_Written task:_ In the listing below, pick out lines with "name".

(Items from a figure collection)
--------------------
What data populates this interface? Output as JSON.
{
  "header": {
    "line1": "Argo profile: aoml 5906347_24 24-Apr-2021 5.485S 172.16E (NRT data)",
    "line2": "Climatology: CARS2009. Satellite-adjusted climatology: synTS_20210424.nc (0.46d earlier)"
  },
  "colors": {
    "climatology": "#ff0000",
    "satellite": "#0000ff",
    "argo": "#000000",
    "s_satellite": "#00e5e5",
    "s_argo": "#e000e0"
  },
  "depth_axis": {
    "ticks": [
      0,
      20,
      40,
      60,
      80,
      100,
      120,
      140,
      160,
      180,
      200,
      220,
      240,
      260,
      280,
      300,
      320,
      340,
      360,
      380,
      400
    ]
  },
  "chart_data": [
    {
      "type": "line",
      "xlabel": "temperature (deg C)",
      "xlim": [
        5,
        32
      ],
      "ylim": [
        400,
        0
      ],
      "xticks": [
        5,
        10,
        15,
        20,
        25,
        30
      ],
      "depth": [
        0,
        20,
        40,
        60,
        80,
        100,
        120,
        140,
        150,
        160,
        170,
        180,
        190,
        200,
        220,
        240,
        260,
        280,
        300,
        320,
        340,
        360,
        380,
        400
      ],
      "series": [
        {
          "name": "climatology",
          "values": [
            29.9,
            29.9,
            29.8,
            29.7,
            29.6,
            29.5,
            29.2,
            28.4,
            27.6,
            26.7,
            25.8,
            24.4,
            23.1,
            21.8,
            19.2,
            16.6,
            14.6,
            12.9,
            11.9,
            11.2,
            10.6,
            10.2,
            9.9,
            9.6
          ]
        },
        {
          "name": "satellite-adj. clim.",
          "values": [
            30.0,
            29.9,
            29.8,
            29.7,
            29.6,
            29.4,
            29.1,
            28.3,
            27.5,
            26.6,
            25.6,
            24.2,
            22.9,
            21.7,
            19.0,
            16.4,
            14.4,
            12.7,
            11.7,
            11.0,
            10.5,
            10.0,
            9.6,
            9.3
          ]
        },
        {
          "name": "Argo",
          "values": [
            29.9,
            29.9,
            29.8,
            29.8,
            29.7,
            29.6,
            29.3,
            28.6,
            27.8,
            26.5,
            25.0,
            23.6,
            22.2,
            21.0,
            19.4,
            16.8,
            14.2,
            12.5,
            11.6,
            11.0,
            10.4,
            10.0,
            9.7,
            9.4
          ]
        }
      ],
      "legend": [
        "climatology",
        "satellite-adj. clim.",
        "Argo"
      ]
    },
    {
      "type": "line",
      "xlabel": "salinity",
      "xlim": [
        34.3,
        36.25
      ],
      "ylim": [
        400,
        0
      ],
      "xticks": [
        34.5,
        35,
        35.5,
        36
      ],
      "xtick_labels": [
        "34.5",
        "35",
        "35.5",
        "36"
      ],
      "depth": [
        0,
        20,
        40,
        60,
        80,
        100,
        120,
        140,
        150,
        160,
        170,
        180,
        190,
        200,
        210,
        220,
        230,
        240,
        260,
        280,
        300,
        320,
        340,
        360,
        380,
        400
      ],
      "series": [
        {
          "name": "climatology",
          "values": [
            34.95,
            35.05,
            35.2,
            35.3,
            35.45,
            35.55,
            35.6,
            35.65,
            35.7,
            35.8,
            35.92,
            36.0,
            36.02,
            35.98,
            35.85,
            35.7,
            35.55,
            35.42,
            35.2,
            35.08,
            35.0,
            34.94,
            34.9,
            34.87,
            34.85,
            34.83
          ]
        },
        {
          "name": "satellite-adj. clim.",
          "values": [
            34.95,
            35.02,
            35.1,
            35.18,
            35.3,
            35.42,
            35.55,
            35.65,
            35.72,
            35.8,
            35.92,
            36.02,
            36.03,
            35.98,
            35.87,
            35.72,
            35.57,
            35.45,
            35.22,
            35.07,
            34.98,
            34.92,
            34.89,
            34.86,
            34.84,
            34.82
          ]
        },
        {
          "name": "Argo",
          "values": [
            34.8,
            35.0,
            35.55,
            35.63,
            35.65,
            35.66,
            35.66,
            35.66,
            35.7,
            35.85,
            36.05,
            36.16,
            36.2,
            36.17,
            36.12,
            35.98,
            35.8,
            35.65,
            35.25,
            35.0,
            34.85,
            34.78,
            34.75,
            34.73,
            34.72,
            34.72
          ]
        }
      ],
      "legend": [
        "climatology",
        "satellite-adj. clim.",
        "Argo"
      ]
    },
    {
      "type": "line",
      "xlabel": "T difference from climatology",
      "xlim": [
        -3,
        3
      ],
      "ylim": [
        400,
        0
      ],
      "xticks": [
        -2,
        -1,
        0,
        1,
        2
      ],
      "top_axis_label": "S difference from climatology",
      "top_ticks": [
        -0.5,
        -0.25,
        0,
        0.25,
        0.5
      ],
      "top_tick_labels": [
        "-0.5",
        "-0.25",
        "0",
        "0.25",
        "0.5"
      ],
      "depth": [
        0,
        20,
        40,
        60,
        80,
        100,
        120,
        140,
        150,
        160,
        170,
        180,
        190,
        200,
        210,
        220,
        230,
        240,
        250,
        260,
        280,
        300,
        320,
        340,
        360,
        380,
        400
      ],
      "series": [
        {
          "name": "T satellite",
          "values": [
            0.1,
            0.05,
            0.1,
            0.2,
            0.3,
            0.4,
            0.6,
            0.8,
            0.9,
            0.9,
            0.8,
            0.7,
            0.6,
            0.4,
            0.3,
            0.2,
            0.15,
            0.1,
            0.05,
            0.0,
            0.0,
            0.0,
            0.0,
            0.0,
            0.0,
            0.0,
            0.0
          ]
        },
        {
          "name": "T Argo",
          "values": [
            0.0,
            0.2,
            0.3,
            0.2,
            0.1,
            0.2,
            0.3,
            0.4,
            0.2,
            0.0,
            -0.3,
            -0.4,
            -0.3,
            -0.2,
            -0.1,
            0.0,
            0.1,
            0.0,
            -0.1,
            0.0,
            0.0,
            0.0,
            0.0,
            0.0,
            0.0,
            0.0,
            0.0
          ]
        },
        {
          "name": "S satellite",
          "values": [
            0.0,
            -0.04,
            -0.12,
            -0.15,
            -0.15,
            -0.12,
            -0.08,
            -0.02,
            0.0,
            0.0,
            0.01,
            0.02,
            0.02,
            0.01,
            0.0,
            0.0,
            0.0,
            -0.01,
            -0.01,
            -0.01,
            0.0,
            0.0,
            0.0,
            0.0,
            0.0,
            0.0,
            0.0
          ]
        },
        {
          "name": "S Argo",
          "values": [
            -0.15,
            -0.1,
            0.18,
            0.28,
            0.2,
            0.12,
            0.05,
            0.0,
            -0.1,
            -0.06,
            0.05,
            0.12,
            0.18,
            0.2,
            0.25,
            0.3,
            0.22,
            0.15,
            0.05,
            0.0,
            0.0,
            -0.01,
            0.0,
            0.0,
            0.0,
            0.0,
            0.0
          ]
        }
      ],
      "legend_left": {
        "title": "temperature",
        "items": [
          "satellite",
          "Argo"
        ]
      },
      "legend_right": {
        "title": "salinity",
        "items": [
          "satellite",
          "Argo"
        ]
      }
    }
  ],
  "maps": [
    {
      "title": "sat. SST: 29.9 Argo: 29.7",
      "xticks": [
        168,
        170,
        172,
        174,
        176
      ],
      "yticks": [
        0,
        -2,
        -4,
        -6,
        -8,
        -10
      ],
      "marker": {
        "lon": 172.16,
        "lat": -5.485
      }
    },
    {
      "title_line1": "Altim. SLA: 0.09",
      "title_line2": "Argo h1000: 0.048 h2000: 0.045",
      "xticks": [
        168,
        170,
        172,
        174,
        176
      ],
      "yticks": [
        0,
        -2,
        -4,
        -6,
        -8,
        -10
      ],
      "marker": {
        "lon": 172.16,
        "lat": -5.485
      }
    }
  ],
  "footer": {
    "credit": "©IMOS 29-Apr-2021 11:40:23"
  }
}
--------------------
_The response:_
          "name": "climatology",
          "name": "satellite-adj. clim.",
          "name": "Argo",
          "name": "climatology",
          "name": "satellite-adj. clim.",
          "name": "Argo",
          "name": "T satellite",
          "name": "T Argo",
          "name": "S satellite",
          "name": "S Argo",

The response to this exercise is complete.